▶ **Request**:
Gather up all lines that carry the word "amalga".

▶ **Data rows**:
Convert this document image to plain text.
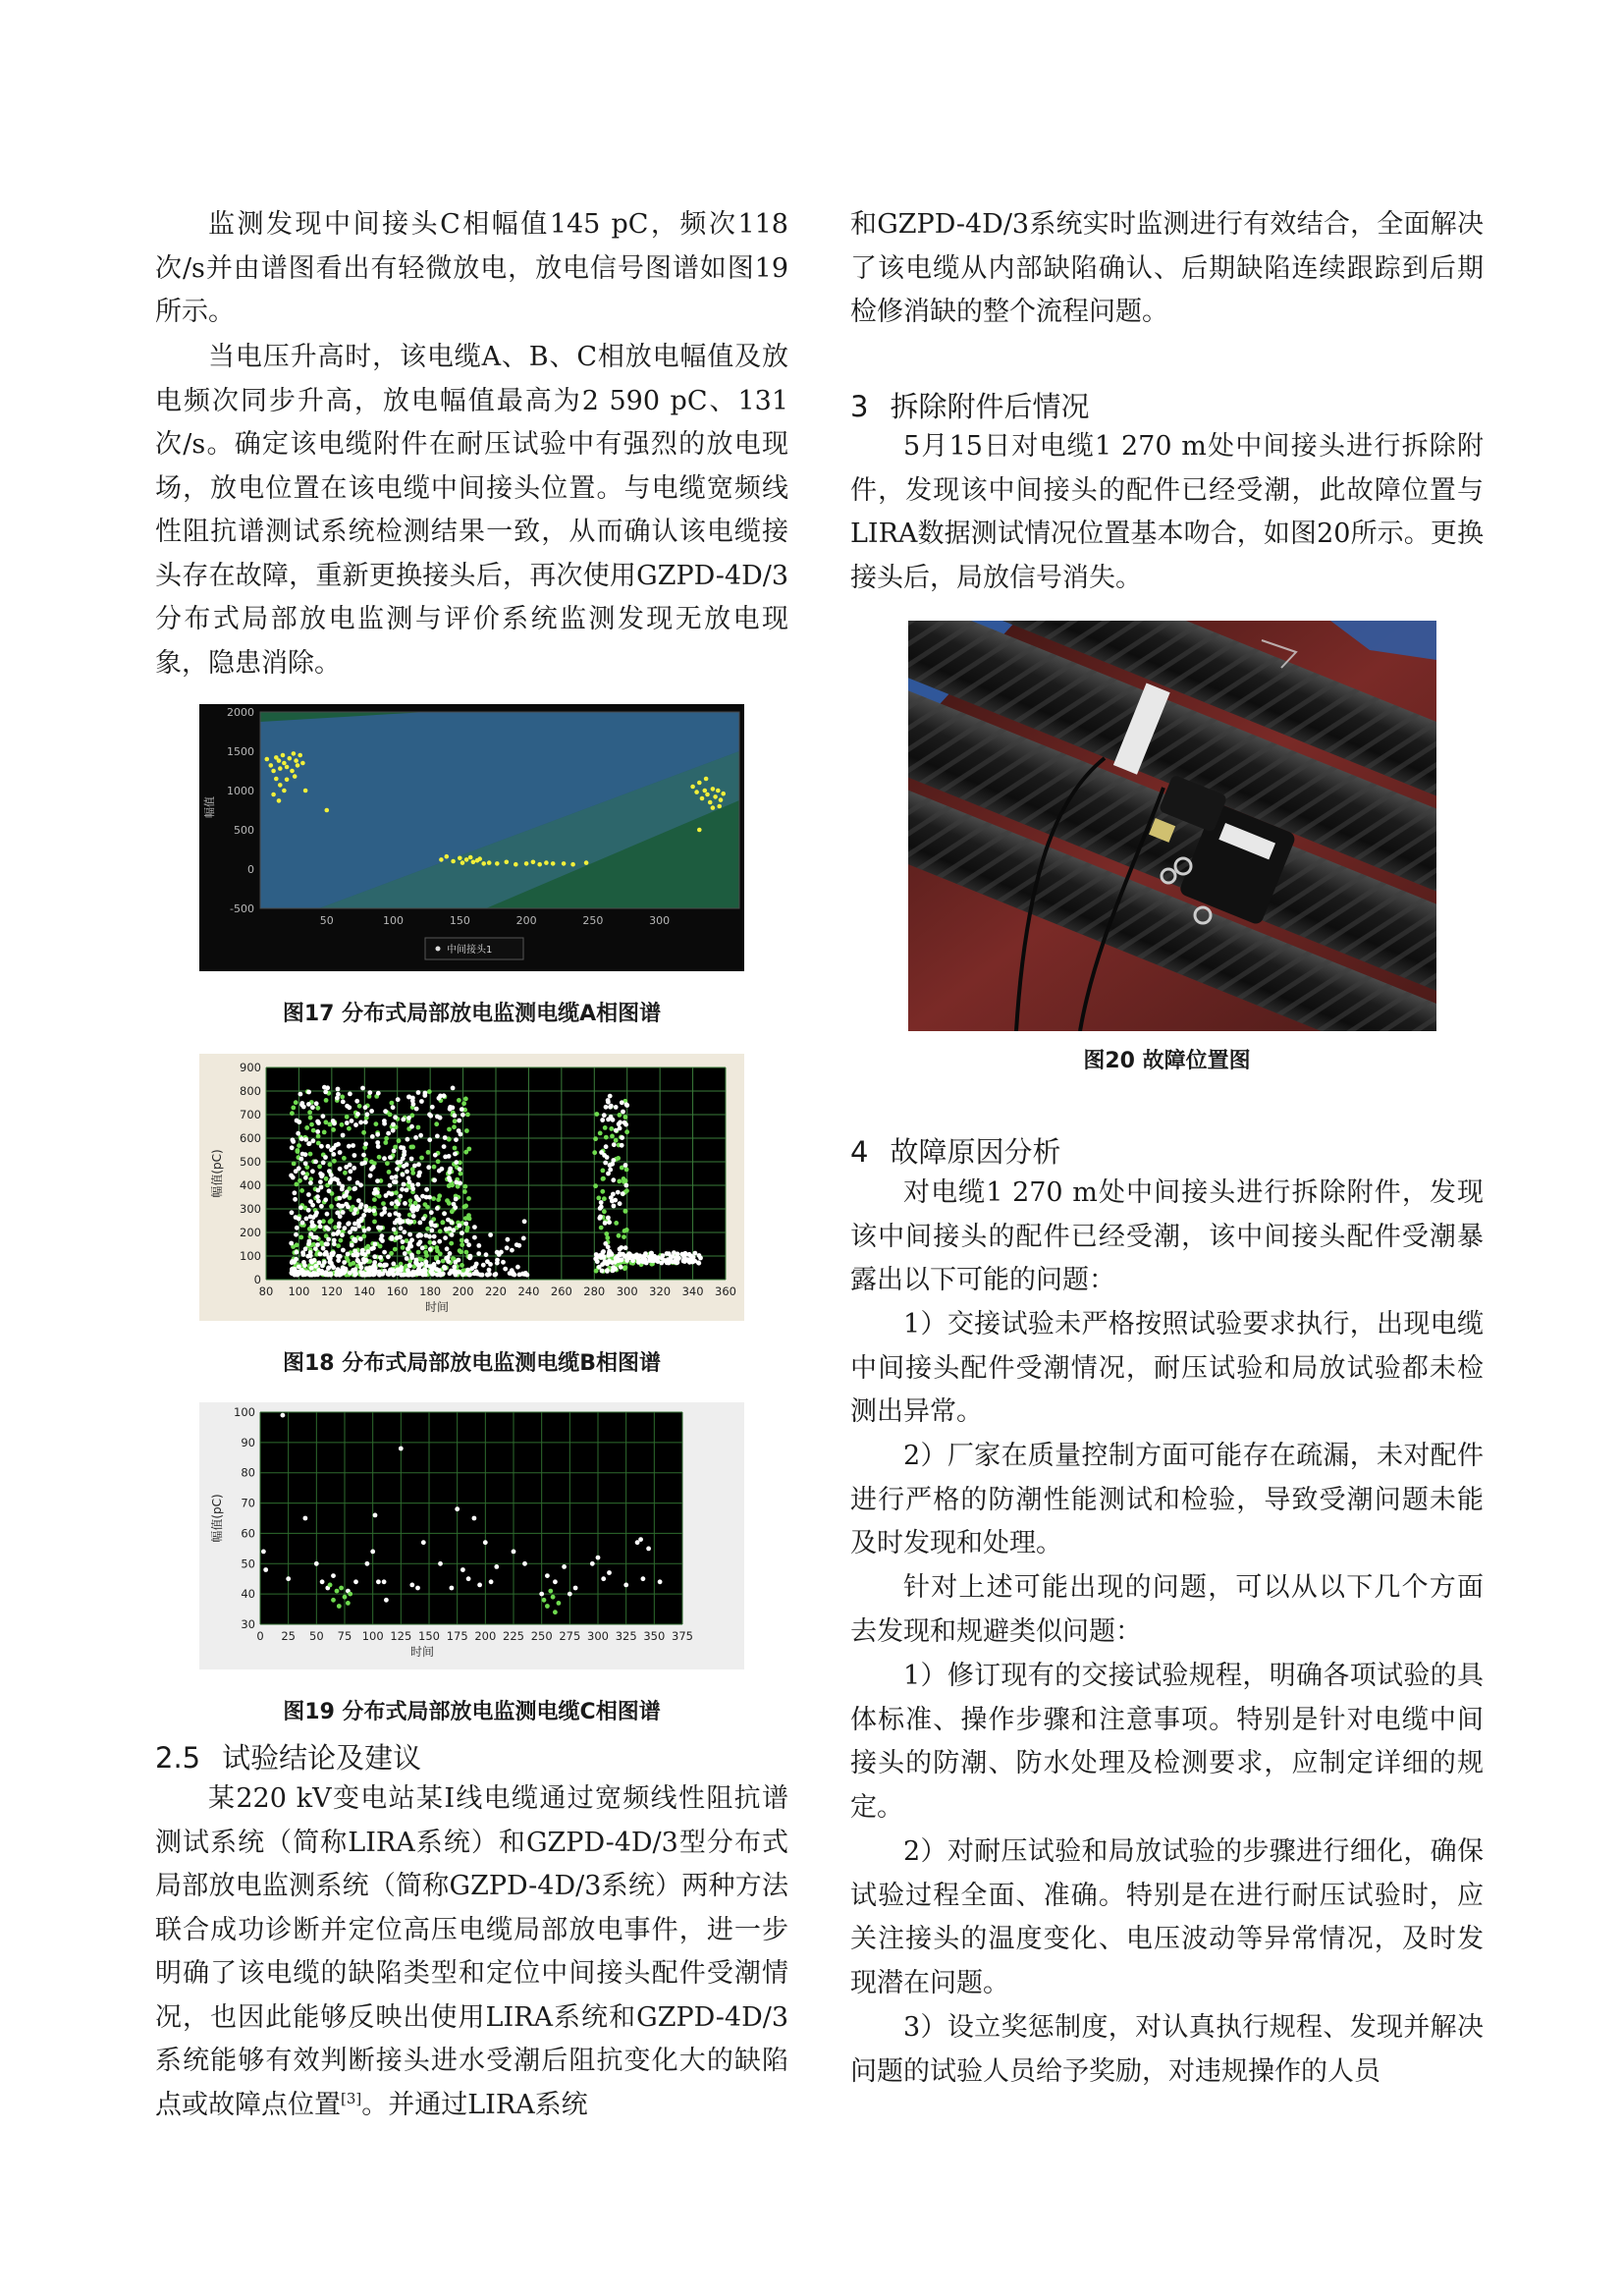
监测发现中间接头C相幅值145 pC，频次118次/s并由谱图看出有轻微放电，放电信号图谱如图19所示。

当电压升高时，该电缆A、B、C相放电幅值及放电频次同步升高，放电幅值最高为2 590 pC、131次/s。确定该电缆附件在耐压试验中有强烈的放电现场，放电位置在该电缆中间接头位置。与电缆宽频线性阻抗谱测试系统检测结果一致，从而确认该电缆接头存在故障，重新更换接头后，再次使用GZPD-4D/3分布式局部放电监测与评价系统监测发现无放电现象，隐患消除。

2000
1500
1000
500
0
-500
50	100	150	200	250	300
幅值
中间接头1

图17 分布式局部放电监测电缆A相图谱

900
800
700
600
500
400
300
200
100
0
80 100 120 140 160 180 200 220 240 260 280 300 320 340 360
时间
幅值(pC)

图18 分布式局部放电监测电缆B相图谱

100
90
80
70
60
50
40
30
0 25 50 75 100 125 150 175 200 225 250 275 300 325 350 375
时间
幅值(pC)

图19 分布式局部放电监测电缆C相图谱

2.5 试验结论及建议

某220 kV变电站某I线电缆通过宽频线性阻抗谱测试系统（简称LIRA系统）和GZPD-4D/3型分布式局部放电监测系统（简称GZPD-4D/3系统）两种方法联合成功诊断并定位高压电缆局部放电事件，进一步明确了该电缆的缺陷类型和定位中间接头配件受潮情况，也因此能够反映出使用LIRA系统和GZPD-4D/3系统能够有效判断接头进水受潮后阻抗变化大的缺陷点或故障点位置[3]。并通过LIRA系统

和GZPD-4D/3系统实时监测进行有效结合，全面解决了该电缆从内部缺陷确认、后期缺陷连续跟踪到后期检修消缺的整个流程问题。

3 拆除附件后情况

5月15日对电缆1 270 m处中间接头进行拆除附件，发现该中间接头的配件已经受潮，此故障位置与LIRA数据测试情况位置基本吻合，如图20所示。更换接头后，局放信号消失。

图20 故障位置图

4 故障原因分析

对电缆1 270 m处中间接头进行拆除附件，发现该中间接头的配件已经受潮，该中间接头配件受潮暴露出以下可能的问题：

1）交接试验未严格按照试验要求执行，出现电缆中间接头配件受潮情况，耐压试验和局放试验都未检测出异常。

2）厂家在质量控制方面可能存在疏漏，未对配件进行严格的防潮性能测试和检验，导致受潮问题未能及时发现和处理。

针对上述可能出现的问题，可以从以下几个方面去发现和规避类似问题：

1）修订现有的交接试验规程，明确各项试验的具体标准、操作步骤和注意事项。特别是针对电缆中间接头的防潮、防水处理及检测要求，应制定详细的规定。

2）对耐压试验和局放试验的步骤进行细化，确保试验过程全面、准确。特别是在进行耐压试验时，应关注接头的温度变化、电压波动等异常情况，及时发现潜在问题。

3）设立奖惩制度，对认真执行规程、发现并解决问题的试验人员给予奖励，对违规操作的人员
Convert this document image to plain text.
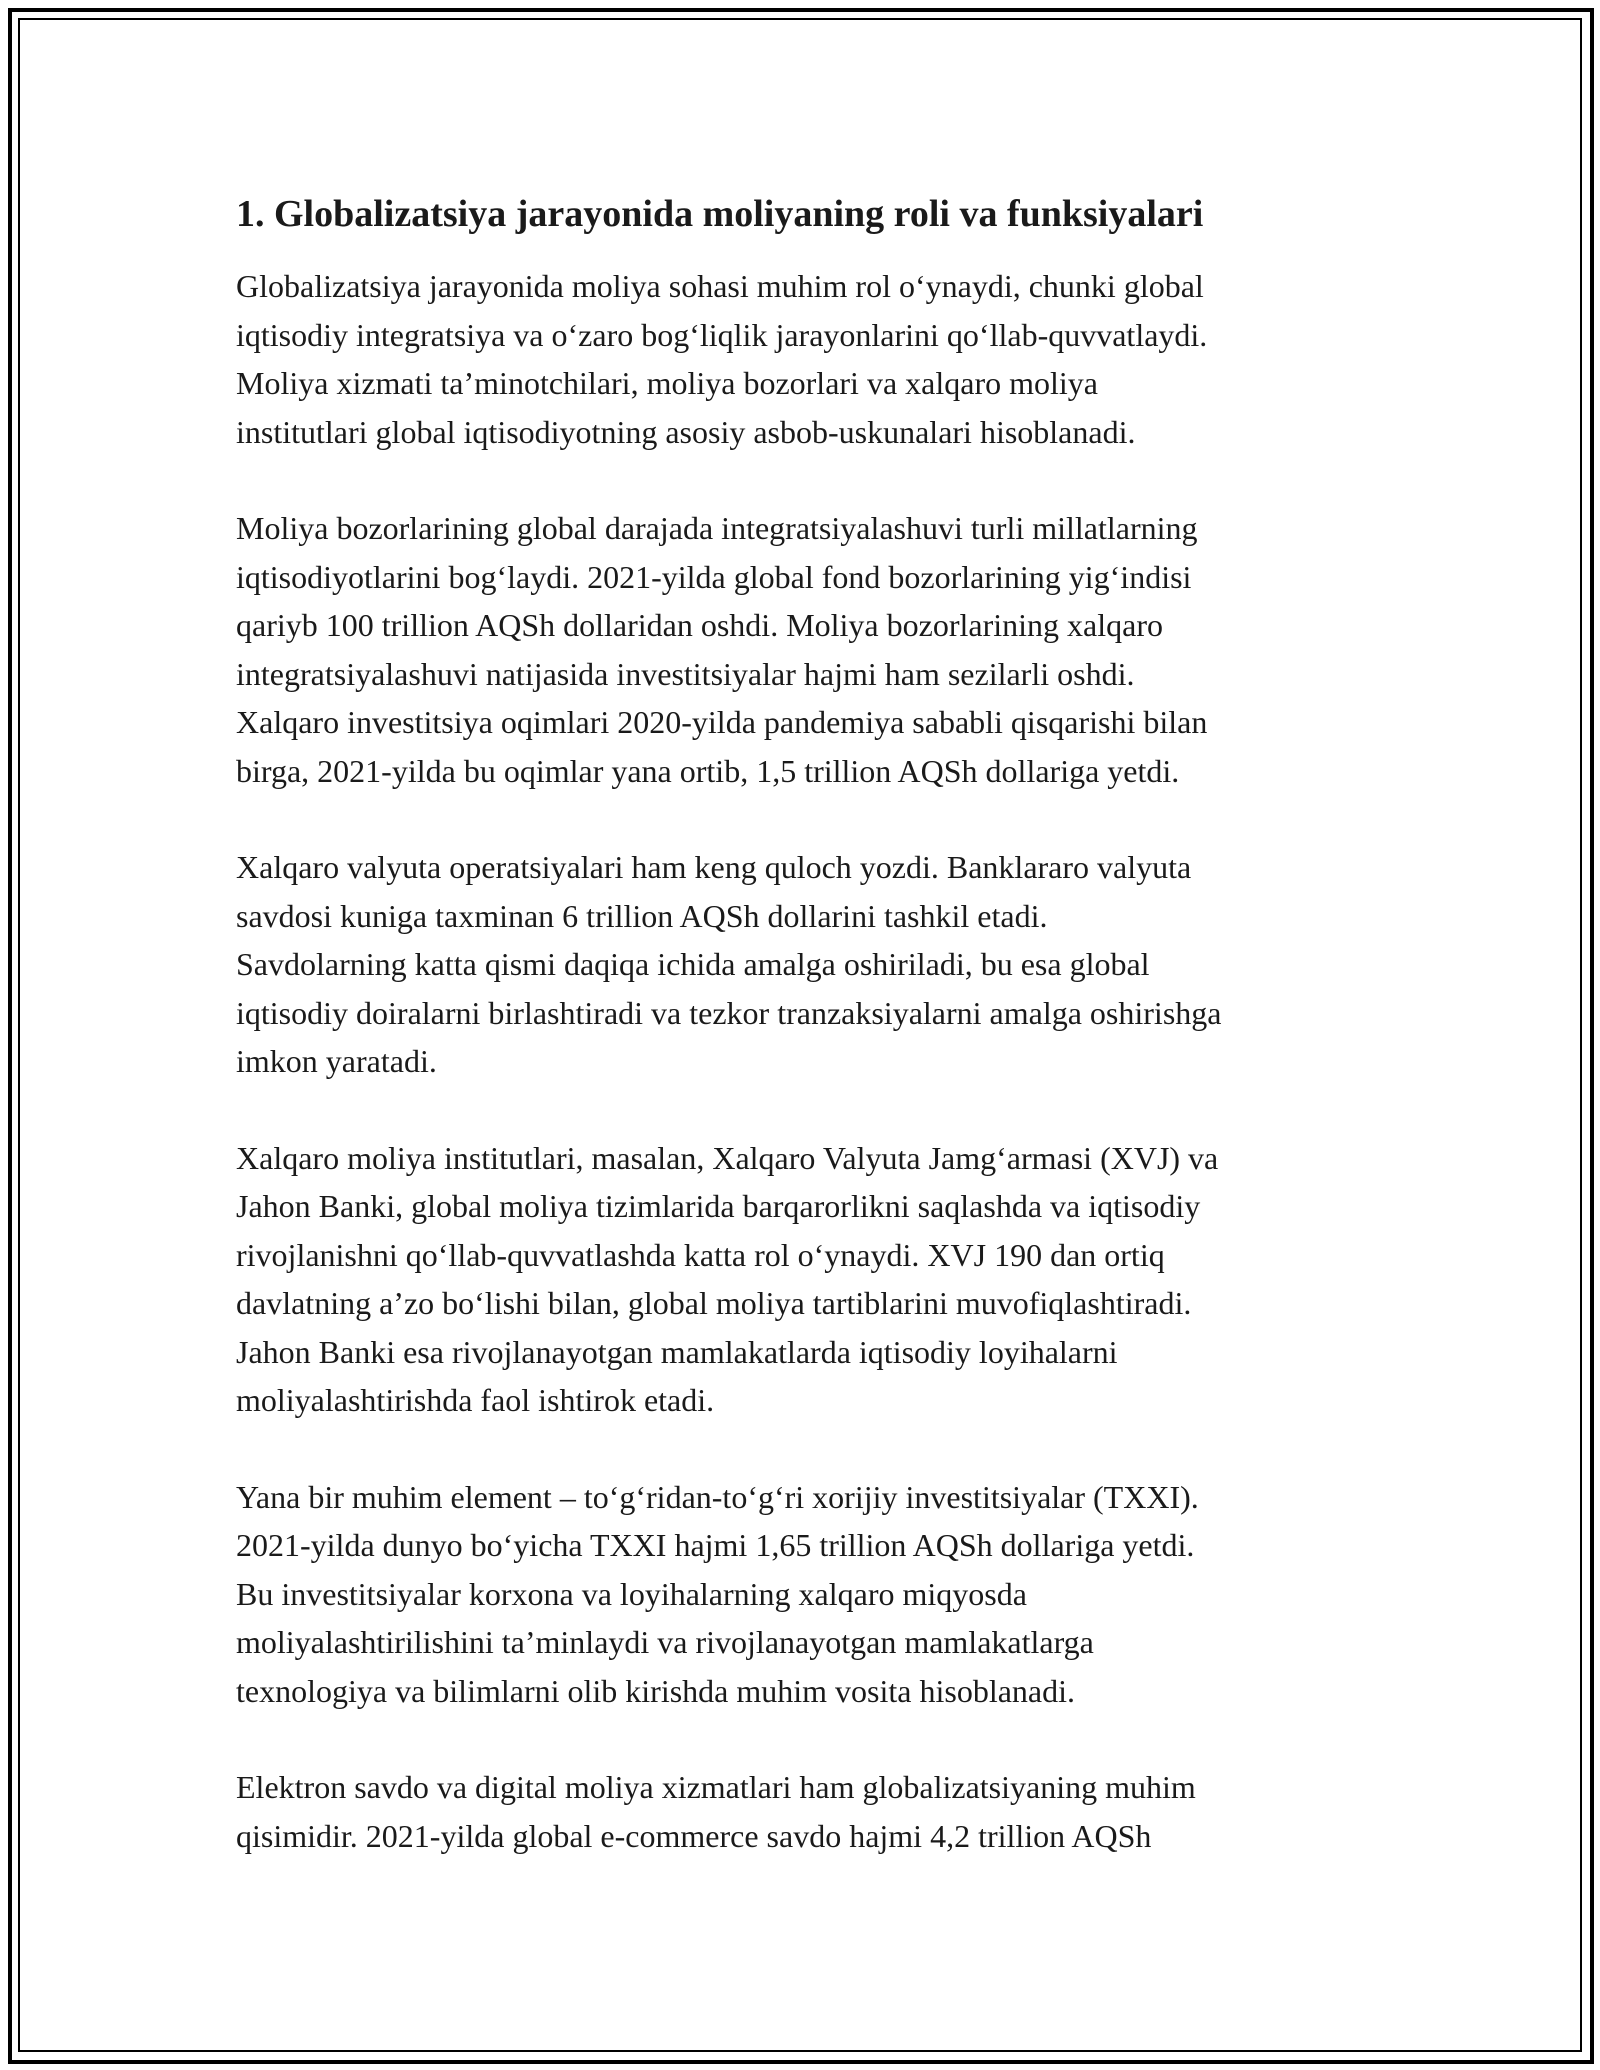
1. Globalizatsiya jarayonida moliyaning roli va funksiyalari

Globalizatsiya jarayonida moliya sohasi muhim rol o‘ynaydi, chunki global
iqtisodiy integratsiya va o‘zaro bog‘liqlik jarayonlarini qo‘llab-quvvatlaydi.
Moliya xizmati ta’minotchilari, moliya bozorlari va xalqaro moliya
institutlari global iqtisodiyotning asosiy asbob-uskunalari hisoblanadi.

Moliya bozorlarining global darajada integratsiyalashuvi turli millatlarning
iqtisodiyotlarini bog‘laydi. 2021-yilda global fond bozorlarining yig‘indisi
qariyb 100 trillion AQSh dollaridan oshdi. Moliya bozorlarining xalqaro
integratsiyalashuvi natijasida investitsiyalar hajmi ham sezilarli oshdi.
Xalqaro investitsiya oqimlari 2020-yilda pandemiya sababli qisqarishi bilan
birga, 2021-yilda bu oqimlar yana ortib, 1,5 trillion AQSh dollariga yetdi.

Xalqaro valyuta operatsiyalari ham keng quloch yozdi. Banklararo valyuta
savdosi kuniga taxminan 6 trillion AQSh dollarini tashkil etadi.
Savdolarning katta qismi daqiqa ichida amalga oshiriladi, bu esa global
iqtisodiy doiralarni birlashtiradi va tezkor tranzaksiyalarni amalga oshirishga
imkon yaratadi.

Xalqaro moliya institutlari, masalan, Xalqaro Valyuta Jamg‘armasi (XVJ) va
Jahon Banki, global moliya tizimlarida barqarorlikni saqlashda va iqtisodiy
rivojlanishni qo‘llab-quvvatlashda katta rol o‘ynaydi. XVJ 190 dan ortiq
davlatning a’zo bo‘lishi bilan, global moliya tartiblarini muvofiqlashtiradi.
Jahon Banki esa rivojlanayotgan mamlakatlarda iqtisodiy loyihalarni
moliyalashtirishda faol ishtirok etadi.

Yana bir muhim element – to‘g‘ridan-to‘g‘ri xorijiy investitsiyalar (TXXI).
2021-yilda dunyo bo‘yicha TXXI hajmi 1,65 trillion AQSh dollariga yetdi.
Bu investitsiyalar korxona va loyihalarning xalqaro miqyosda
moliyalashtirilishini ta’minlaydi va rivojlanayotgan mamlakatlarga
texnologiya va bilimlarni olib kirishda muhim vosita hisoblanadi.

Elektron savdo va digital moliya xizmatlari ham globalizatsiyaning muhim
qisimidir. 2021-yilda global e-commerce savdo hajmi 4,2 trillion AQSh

▶ **Response**:
Savdolarning katta qismi daqiqa ichida amalga oshiriladi, bu esa global
iqtisodiy doiralarni birlashtiradi va tezkor tranzaksiyalarni amalga oshirishga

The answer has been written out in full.